→ **Stated problem**: Copy the data below exactly.

→ **Records shown**:

------------------------------------------------------------------------

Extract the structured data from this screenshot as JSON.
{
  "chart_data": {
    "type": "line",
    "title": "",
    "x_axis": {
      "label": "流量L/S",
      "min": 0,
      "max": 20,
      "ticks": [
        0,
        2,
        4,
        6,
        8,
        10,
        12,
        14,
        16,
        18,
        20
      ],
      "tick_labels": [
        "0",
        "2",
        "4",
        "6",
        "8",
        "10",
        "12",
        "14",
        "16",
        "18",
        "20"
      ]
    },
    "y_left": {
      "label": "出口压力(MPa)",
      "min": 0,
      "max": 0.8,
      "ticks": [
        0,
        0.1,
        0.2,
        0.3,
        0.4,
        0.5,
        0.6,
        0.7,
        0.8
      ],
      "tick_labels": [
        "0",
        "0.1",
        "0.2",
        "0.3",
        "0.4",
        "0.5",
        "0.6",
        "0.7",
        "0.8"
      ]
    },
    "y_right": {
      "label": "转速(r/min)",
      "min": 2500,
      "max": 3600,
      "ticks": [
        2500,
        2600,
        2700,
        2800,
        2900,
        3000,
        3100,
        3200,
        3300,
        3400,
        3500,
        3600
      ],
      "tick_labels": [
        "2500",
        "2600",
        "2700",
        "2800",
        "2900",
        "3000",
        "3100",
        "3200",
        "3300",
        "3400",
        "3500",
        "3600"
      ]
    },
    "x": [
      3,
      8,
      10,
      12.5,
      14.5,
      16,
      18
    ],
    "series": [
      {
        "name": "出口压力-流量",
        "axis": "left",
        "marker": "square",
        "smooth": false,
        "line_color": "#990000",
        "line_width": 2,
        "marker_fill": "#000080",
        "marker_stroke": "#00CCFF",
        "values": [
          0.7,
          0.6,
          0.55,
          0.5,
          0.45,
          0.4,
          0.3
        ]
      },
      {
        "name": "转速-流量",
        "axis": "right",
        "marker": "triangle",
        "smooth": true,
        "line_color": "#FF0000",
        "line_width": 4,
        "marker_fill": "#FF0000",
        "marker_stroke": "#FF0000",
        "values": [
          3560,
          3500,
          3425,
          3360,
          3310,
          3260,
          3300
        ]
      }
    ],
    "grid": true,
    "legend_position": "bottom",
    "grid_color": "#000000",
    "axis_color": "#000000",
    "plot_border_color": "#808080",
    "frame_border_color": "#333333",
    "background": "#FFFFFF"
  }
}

------------------------------------------------------------------------

→ **Answer to the exercise**:
Extract the structured data from this screenshot as JSON.
{
  "chart_data": {
    "type": "line",
    "title": "",
    "x_axis": {
      "label": "流量L/S",
      "min": 0,
      "max": 20,
      "ticks": [
        0,
        2,
        4,
        6,
        8,
        10,
        12,
        14,
        16,
        18,
        20
      ],
      "tick_labels": [
        "0",
        "2",
        "4",
        "6",
        "8",
        "10",
        "12",
        "14",
        "16",
        "18",
        "20"
      ]
    },
    "y_left": {
      "label": "出口压力(MPa)",
      "min": 0,
      "max": 0.8,
      "ticks": [
        0,
        0.1,
        0.2,
        0.3,
        0.4,
        0.5,
        0.6,
        0.7,
        0.8
      ],
      "tick_labels": [
        "0",
        "0.1",
        "0.2",
        "0.3",
        "0.4",
        "0.5",
        "0.6",
        "0.7",
        "0.8"
      ]
    },
    "y_right": {
      "label": "转速(r/min)",
      "min": 2500,
      "max": 3600,
      "ticks": [
        2500,
        2600,
        2700,
        2800,
        2900,
        3000,
        3100,
        3200,
        3300,
        3400,
        3500,
        3600
      ],
      "tick_labels": [
        "2500",
        "2600",
        "2700",
        "2800",
        "2900",
        "3000",
        "3100",
        "3200",
        "3300",
        "3400",
        "3500",
        "3600"
      ]
    },
    "x": [
      3,
      8,
      10,
      12.5,
      14.5,
      16,
      18
    ],
    "series": [
      {
        "name": "出口压力-流量",
        "axis": "left",
        "marker": "square",
        "smooth": false,
        "line_color": "#990000",
        "line_width": 2,
        "marker_fill": "#000080",
        "marker_stroke": "#00CCFF",
        "values": [
          0.7,
          0.6,
          0.55,
          0.5,
          0.45,
          0.4,
          0.3
        ]
      },
      {
        "name": "转速-流量",
        "axis": "right",
        "marker": "triangle",
        "smooth": true,
        "line_color": "#FF0000",
        "line_width": 4,
        "marker_fill": "#FF0000",
        "marker_stroke": "#FF0000",
        "values": [
          3560,
          3500,
          3425,
          3360,
          3310,
          3260,
          3300
        ]
      }
    ],
    "grid": true,
    "legend_position": "bottom",
    "grid_color": "#000000",
    "axis_color": "#000000",
    "plot_border_color": "#808080",
    "frame_border_color": "#333333",
    "background": "#FFFFFF"
  }
}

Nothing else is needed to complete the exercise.